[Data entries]
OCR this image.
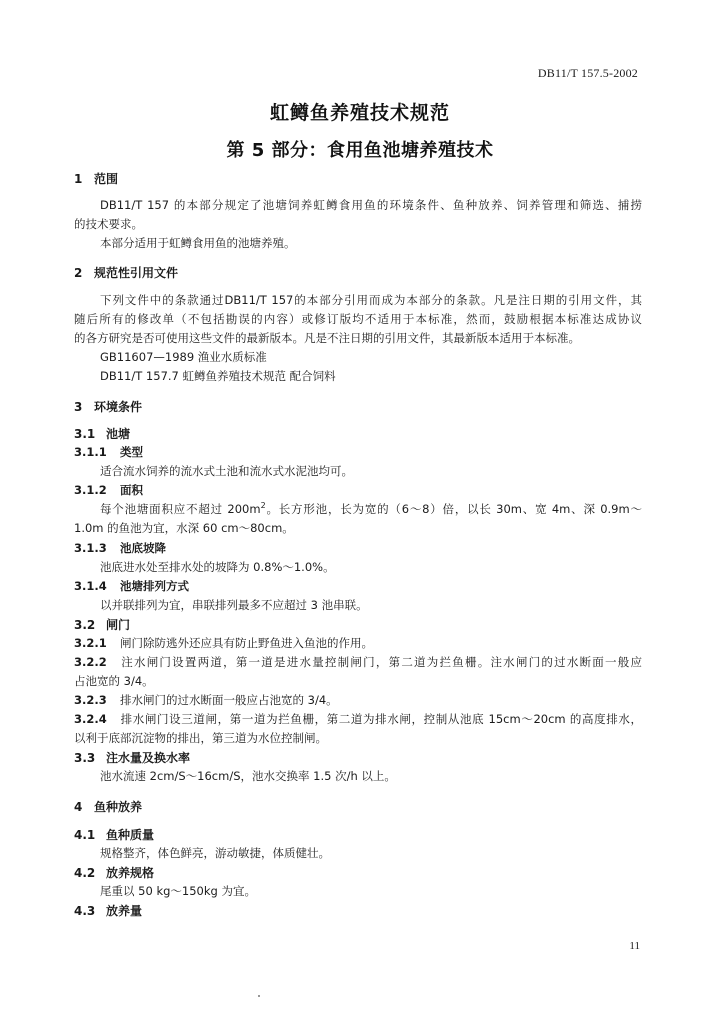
DB11/T 157.5-2002
虹鳟鱼养殖技术规范
第 5 部分：食用鱼池塘养殖技术
1 范围
DB11/T 157 的本部分规定了池塘饲养虹鳟食用鱼的环境条件、鱼种放养、饲养管理和筛选、捕捞
的技术要求。
本部分适用于虹鳟食用鱼的池塘养殖。
2 规范性引用文件
下列文件中的条款通过DB11/T 157的本部分引用而成为本部分的条款。凡是注日期的引用文件，其
随后所有的修改单（不包括勘误的内容）或修订版均不适用于本标准，然而，鼓励根据本标准达成协议
的各方研究是否可使用这些文件的最新版本。凡是不注日期的引用文件，其最新版本适用于本标准。
GB11607—1989 渔业水质标准
DB11/T 157.7 虹鳟鱼养殖技术规范 配合饲料
3 环境条件
3.1 池塘
3.1.1 类型
适合流水饲养的流水式土池和流水式水泥池均可。
3.1.2 面积
每个池塘面积应不超过 $200m^2$。长方形池，长为宽的（6～8）倍，以长 30m、宽 4m、深 0.9m～
1.0m 的鱼池为宜，水深 60 cm～80cm。
3.1.3 池底坡降
池底进水处至排水处的坡降为 0.8%～1.0%。
3.1.4 池塘排列方式
以并联排列为宜，串联排列最多不应超过 3 池串联。
3.2 闸门
3.2.1 闸门除防逃外还应具有防止野鱼进入鱼池的作用。
3.2.2 注水闸门设置两道，第一道是进水量控制闸门，第二道为拦鱼栅。注水闸门的过水断面一般应
占池宽的 3/4。
3.2.3 排水闸门的过水断面一般应占池宽的 3/4。
3.2.4 排水闸门设三道闸，第一道为拦鱼栅，第二道为排水闸，控制从池底 15cm～20cm 的高度排水，
以利于底部沉淀物的排出，第三道为水位控制闸。
3.3 注水量及换水率
池水流速 2cm/S～16cm/S，池水交换率 1.5 次/h 以上。
4 鱼种放养
4.1 鱼种质量
规格整齐，体色鲜亮，游动敏捷，体质健壮。
4.2 放养规格
尾重以 50 kg～150kg 为宜。
4.3 放养量
11
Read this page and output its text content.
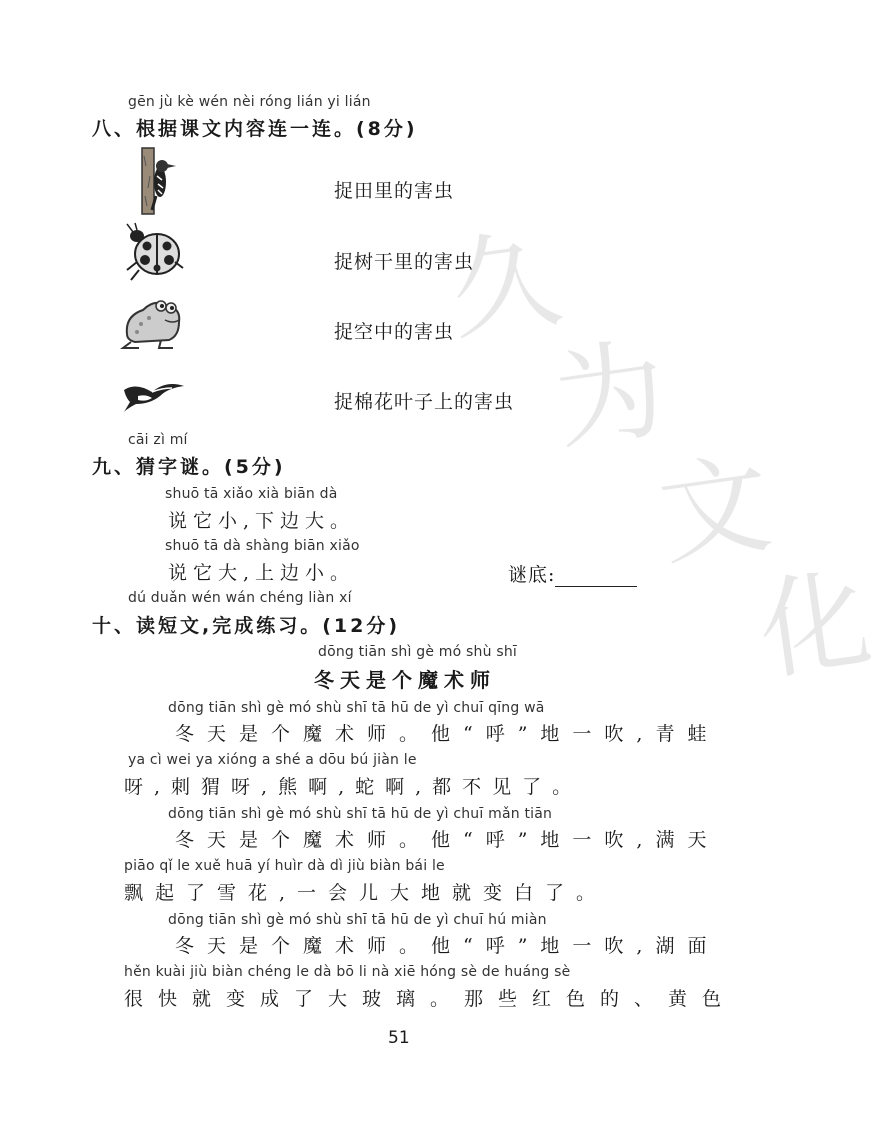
久
为
文
化
gēn jù kè wén nèi róng lián yi lián
八、根据课文内容连一连。(8分)
捉田里的害虫
捉树干里的害虫
捉空中的害虫
捉棉花叶子上的害虫
cāi zì mí
九、猜字谜。(5分)
shuō tā xiǎo xià biān dà
说它小,下边大。
shuō tā dà shàng biān xiǎo
说它大,上边小。	谜底:
dú duǎn wén wán chéng liàn xí
十、读短文,完成练习。(12分)
dōng tiān shì gè mó shù shī
冬天是个魔术师
dōng tiān shì gè mó shù shī tā hū de yì chuī qīng wā
冬天是个魔术师。他“呼”地一吹,青蛙
ya cì wei ya xióng a shé a dōu bú jiàn le
呀,刺猬呀,熊啊,蛇啊,都不见了。
dōng tiān shì gè mó shù shī tā hū de yì chuī mǎn tiān
冬天是个魔术师。他“呼”地一吹,满天
piāo qǐ le xuě huā yí huìr dà dì jiù biàn bái le
飘起了雪花,一会儿大地就变白了。
dōng tiān shì gè mó shù shī tā hū de yì chuī hú miàn
冬天是个魔术师。他“呼”地一吹,湖面
hěn kuài jiù biàn chéng le dà bō li nà xiē hóng sè de huáng sè
很快就变成了大玻璃。那些红色的、黄色
51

- **GOAL**
Write out every entry again word for word, without any of the pictures.

- **OUTPUT BELOW**
OCR this image.
DB11/T 157.5-2002
虹鳟鱼养殖技术规范
第 5 部分：食用鱼池塘养殖技术
1 范围
DB11/T 157 的本部分规定了池塘饲养虹鳟食用鱼的环境条件、鱼种放养、饲养管理和筛选、捕捞
的技术要求。
本部分适用于虹鳟食用鱼的池塘养殖。
2 规范性引用文件
下列文件中的条款通过DB11/T 157的本部分引用而成为本部分的条款。凡是注日期的引用文件，其
随后所有的修改单（不包括勘误的内容）或修订版均不适用于本标准，然而，鼓励根据本标准达成协议
的各方研究是否可使用这些文件的最新版本。凡是不注日期的引用文件，其最新版本适用于本标准。
GB11607—1989 渔业水质标准
DB11/T 157.7 虹鳟鱼养殖技术规范 配合饲料
3 环境条件
3.1 池塘
3.1.1 类型
适合流水饲养的流水式土池和流水式水泥池均可。
3.1.2 面积
每个池塘面积应不超过 $200m^2$。长方形池，长为宽的（6～8）倍，以长 30m、宽 4m、深 0.9m～
1.0m 的鱼池为宜，水深 60 cm～80cm。
3.1.3 池底坡降
池底进水处至排水处的坡降为 0.8%～1.0%。
3.1.4 池塘排列方式
以并联排列为宜，串联排列最多不应超过 3 池串联。
3.2 闸门
3.2.1 闸门除防逃外还应具有防止野鱼进入鱼池的作用。
3.2.2 注水闸门设置两道，第一道是进水量控制闸门，第二道为拦鱼栅。注水闸门的过水断面一般应
占池宽的 3/4。
3.2.3 排水闸门的过水断面一般应占池宽的 3/4。
3.2.4 排水闸门设三道闸，第一道为拦鱼栅，第二道为排水闸，控制从池底 15cm～20cm 的高度排水，
以利于底部沉淀物的排出，第三道为水位控制闸。
3.3 注水量及换水率
池水流速 2cm/S～16cm/S，池水交换率 1.5 次/h 以上。
4 鱼种放养
4.1 鱼种质量
规格整齐，体色鲜亮，游动敏捷，体质健壮。
4.2 放养规格
尾重以 50 kg～150kg 为宜。
4.3 放养量
11
Read this page and output its text content.
久
为
文
化
gēn jù kè wén nèi róng lián yi lián
八、根据课文内容连一连。(8分)
捉田里的害虫
捉树干里的害虫
捉空中的害虫
捉棉花叶子上的害虫
cāi zì mí
九、猜字谜。(5分)
shuō tā xiǎo xià biān dà
说它小,下边大。
shuō tā dà shàng biān xiǎo
说它大,上边小。	谜底:
dú duǎn wén wán chéng liàn xí
十、读短文,完成练习。(12分)
dōng tiān shì gè mó shù shī
冬天是个魔术师
dōng tiān shì gè mó shù shī tā hū de yì chuī qīng wā
冬天是个魔术师。他“呼”地一吹,青蛙
ya cì wei ya xióng a shé a dōu bú jiàn le
呀,刺猬呀,熊啊,蛇啊,都不见了。
dōng tiān shì gè mó shù shī tā hū de yì chuī mǎn tiān
冬天是个魔术师。他“呼”地一吹,满天
piāo qǐ le xuě huā yí huìr dà dì jiù biàn bái le
飘起了雪花,一会儿大地就变白了。
dōng tiān shì gè mó shù shī tā hū de yì chuī hú miàn
冬天是个魔术师。他“呼”地一吹,湖面
hěn kuài jiù biàn chéng le dà bō li nà xiē hóng sè de huáng sè
很快就变成了大玻璃。那些红色的、黄色
51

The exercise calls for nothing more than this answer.